*Provided material*
[Start]

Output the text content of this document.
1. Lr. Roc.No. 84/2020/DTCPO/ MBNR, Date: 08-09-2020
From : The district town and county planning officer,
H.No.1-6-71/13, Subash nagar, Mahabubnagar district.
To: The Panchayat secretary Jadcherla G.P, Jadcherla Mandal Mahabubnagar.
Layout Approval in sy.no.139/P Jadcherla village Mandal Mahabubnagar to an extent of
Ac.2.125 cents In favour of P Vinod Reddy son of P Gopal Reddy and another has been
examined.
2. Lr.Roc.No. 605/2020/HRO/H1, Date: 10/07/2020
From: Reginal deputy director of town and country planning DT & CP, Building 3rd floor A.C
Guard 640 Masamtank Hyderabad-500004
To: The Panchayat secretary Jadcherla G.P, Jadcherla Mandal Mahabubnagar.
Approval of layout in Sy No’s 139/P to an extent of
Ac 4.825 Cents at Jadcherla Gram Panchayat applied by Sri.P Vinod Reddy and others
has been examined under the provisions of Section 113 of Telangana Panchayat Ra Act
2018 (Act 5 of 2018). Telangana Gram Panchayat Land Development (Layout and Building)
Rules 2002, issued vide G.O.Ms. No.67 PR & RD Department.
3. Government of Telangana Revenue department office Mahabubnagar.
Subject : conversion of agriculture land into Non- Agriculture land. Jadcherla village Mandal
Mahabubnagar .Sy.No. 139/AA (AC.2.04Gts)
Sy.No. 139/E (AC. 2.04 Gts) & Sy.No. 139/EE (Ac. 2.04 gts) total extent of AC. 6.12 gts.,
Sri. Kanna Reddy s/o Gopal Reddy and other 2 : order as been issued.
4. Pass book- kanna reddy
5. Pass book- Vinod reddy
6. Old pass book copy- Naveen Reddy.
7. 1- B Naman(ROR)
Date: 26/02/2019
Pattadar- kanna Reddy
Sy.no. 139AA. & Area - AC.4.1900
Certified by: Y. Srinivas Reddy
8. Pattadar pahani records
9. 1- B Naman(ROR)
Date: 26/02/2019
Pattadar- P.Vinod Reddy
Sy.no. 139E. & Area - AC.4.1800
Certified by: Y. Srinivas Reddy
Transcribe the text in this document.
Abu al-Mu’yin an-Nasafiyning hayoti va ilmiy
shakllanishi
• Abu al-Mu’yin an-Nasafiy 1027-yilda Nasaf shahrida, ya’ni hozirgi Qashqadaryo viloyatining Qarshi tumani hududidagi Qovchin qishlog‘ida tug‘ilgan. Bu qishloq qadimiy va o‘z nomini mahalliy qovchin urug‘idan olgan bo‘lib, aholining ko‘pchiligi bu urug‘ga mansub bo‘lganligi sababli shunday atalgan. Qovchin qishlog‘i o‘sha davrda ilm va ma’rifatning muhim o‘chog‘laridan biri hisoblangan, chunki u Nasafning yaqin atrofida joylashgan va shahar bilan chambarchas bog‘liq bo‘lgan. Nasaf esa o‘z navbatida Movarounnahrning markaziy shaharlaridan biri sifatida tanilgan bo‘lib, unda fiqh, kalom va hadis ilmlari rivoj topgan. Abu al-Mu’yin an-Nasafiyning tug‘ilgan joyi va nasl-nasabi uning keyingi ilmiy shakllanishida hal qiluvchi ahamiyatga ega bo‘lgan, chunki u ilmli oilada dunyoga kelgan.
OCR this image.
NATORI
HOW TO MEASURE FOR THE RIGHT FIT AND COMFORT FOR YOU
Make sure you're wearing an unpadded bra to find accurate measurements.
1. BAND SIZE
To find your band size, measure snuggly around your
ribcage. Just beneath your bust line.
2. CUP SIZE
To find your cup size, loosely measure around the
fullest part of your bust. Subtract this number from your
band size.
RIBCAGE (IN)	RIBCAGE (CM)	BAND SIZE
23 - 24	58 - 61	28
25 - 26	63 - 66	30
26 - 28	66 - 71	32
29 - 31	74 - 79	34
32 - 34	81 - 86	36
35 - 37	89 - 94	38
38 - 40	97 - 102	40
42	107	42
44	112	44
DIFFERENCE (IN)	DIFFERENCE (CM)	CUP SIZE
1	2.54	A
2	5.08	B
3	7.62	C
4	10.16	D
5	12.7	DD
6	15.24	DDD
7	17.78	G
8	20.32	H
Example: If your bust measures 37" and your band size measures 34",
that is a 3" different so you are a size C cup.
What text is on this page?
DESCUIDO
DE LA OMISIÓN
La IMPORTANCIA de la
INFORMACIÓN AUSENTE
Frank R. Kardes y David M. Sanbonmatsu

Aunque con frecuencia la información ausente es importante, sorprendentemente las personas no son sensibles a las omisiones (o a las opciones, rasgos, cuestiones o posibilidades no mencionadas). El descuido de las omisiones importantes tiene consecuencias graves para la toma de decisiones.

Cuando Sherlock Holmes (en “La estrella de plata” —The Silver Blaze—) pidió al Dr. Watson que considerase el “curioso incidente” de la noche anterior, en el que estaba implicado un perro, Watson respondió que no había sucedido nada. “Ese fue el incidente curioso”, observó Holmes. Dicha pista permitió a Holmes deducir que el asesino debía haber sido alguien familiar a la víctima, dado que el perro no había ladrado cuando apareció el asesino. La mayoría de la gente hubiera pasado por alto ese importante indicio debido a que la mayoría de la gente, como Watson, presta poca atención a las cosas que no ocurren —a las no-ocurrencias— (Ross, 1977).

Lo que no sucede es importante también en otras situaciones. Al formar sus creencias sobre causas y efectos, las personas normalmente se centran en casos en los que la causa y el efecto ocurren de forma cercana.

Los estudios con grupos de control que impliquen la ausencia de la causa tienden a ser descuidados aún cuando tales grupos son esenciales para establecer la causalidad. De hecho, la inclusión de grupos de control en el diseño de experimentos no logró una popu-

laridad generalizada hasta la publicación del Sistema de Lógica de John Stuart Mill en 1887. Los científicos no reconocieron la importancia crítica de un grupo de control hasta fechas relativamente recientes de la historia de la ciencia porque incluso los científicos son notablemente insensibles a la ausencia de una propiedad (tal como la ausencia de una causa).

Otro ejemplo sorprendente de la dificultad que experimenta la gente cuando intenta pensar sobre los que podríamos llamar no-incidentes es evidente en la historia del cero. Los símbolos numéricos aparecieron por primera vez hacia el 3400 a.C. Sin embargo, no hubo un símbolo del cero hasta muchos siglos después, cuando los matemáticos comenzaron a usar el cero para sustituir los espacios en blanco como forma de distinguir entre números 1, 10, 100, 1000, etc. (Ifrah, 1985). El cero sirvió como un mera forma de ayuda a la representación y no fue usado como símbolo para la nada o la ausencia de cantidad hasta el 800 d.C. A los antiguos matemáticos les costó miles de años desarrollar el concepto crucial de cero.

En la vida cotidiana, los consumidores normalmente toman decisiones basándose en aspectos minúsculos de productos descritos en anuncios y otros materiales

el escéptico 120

[End]

*Your instructions*
Reproduce every line of the material above exactly.

*Expected answer*
Output the text content of this document.
1. Lr. Roc.No. 84/2020/DTCPO/ MBNR, Date: 08-09-2020
From : The district town and county planning officer,
H.No.1-6-71/13, Subash nagar, Mahabubnagar district.
To: The Panchayat secretary Jadcherla G.P, Jadcherla Mandal Mahabubnagar.
Layout Approval in sy.no.139/P Jadcherla village Mandal Mahabubnagar to an extent of
Ac.2.125 cents In favour of P Vinod Reddy son of P Gopal Reddy and another has been
examined.
2. Lr.Roc.No. 605/2020/HRO/H1, Date: 10/07/2020
From: Reginal deputy director of town and country planning DT & CP, Building 3rd floor A.C
Guard 640 Masamtank Hyderabad-500004
To: The Panchayat secretary Jadcherla G.P, Jadcherla Mandal Mahabubnagar.
Approval of layout in Sy No’s 139/P to an extent of
Ac 4.825 Cents at Jadcherla Gram Panchayat applied by Sri.P Vinod Reddy and others
has been examined under the provisions of Section 113 of Telangana Panchayat Ra Act
2018 (Act 5 of 2018). Telangana Gram Panchayat Land Development (Layout and Building)
Rules 2002, issued vide G.O.Ms. No.67 PR & RD Department.
3. Government of Telangana Revenue department office Mahabubnagar.
Subject : conversion of agriculture land into Non- Agriculture land. Jadcherla village Mandal
Mahabubnagar .Sy.No. 139/AA (AC.2.04Gts)
Sy.No. 139/E (AC. 2.04 Gts) & Sy.No. 139/EE (Ac. 2.04 gts) total extent of AC. 6.12 gts.,
Sri. Kanna Reddy s/o Gopal Reddy and other 2 : order as been issued.
4. Pass book- kanna reddy
5. Pass book- Vinod reddy
6. Old pass book copy- Naveen Reddy.
7. 1- B Naman(ROR)
Date: 26/02/2019
Pattadar- kanna Reddy
Sy.no. 139AA. & Area - AC.4.1900
Certified by: Y. Srinivas Reddy
8. Pattadar pahani records
9. 1- B Naman(ROR)
Date: 26/02/2019
Pattadar- P.Vinod Reddy
Sy.no. 139E. & Area - AC.4.1800
Certified by: Y. Srinivas Reddy
Transcribe the text in this document.
Abu al-Mu’yin an-Nasafiyning hayoti va ilmiy
shakllanishi
• Abu al-Mu’yin an-Nasafiy 1027-yilda Nasaf shahrida, ya’ni hozirgi Qashqadaryo viloyatining Qarshi tumani hududidagi Qovchin qishlog‘ida tug‘ilgan. Bu qishloq qadimiy va o‘z nomini mahalliy qovchin urug‘idan olgan bo‘lib, aholining ko‘pchiligi bu urug‘ga mansub bo‘lganligi sababli shunday atalgan. Qovchin qishlog‘i o‘sha davrda ilm va ma’rifatning muhim o‘chog‘laridan biri hisoblangan, chunki u Nasafning yaqin atrofida joylashgan va shahar bilan chambarchas bog‘liq bo‘lgan. Nasaf esa o‘z navbatida Movarounnahrning markaziy shaharlaridan biri sifatida tanilgan bo‘lib, unda fiqh, kalom va hadis ilmlari rivoj topgan. Abu al-Mu’yin an-Nasafiyning tug‘ilgan joyi va nasl-nasabi uning keyingi ilmiy shakllanishida hal qiluvchi ahamiyatga ega bo‘lgan, chunki u ilmli oilada dunyoga kelgan.
OCR this image.
NATORI
HOW TO MEASURE FOR THE RIGHT FIT AND COMFORT FOR YOU
Make sure you're wearing an unpadded bra to find accurate measurements.
1. BAND SIZE
To find your band size, measure snuggly around your
ribcage. Just beneath your bust line.
2. CUP SIZE
To find your cup size, loosely measure around the
fullest part of your bust. Subtract this number from your
band size.
RIBCAGE (IN)	RIBCAGE (CM)	BAND SIZE
23 - 24	58 - 61	28
25 - 26	63 - 66	30
26 - 28	66 - 71	32
29 - 31	74 - 79	34
32 - 34	81 - 86	36
35 - 37	89 - 94	38
38 - 40	97 - 102	40
42	107	42
44	112	44
DIFFERENCE (IN)	DIFFERENCE (CM)	CUP SIZE
1	2.54	A
2	5.08	B
3	7.62	C
4	10.16	D
5	12.7	DD
6	15.24	DDD
7	17.78	G
8	20.32	H
Example: If your bust measures 37" and your band size measures 34",
that is a 3" different so you are a size C cup.
What text is on this page?
DESCUIDO
DE LA OMISIÓN
La IMPORTANCIA de la
INFORMACIÓN AUSENTE
Frank R. Kardes y David M. Sanbonmatsu

Aunque con frecuencia la información ausente es importante, sorprendentemente las personas no son sensibles a las omisiones (o a las opciones, rasgos, cuestiones o posibilidades no mencionadas). El descuido de las omisiones importantes tiene consecuencias graves para la toma de decisiones.

Cuando Sherlock Holmes (en “La estrella de plata” —The Silver Blaze—) pidió al Dr. Watson que considerase el “curioso incidente” de la noche anterior, en el que estaba implicado un perro, Watson respondió que no había sucedido nada. “Ese fue el incidente curioso”, observó Holmes. Dicha pista permitió a Holmes deducir que el asesino debía haber sido alguien familiar a la víctima, dado que el perro no había ladrado cuando apareció el asesino. La mayoría de la gente hubiera pasado por alto ese importante indicio debido a que la mayoría de la gente, como Watson, presta poca atención a las cosas que no ocurren —a las no-ocurrencias— (Ross, 1977).

Lo que no sucede es importante también en otras situaciones. Al formar sus creencias sobre causas y efectos, las personas normalmente se centran en casos en los que la causa y el efecto ocurren de forma cercana.

Los estudios con grupos de control que impliquen la ausencia de la causa tienden a ser descuidados aún cuando tales grupos son esenciales para establecer la causalidad. De hecho, la inclusión de grupos de control en el diseño de experimentos no logró una popu-

laridad generalizada hasta la publicación del Sistema de Lógica de John Stuart Mill en 1887. Los científicos no reconocieron la importancia crítica de un grupo de control hasta fechas relativamente recientes de la historia de la ciencia porque incluso los científicos son notablemente insensibles a la ausencia de una propiedad (tal como la ausencia de una causa).

Otro ejemplo sorprendente de la dificultad que experimenta la gente cuando intenta pensar sobre los que podríamos llamar no-incidentes es evidente en la historia del cero. Los símbolos numéricos aparecieron por primera vez hacia el 3400 a.C. Sin embargo, no hubo un símbolo del cero hasta muchos siglos después, cuando los matemáticos comenzaron a usar el cero para sustituir los espacios en blanco como forma de distinguir entre números 1, 10, 100, 1000, etc. (Ifrah, 1985). El cero sirvió como un mera forma de ayuda a la representación y no fue usado como símbolo para la nada o la ausencia de cantidad hasta el 800 d.C. A los antiguos matemáticos les costó miles de años desarrollar el concepto crucial de cero.

En la vida cotidiana, los consumidores normalmente toman decisiones basándose en aspectos minúsculos de productos descritos en anuncios y otros materiales

el escéptico 120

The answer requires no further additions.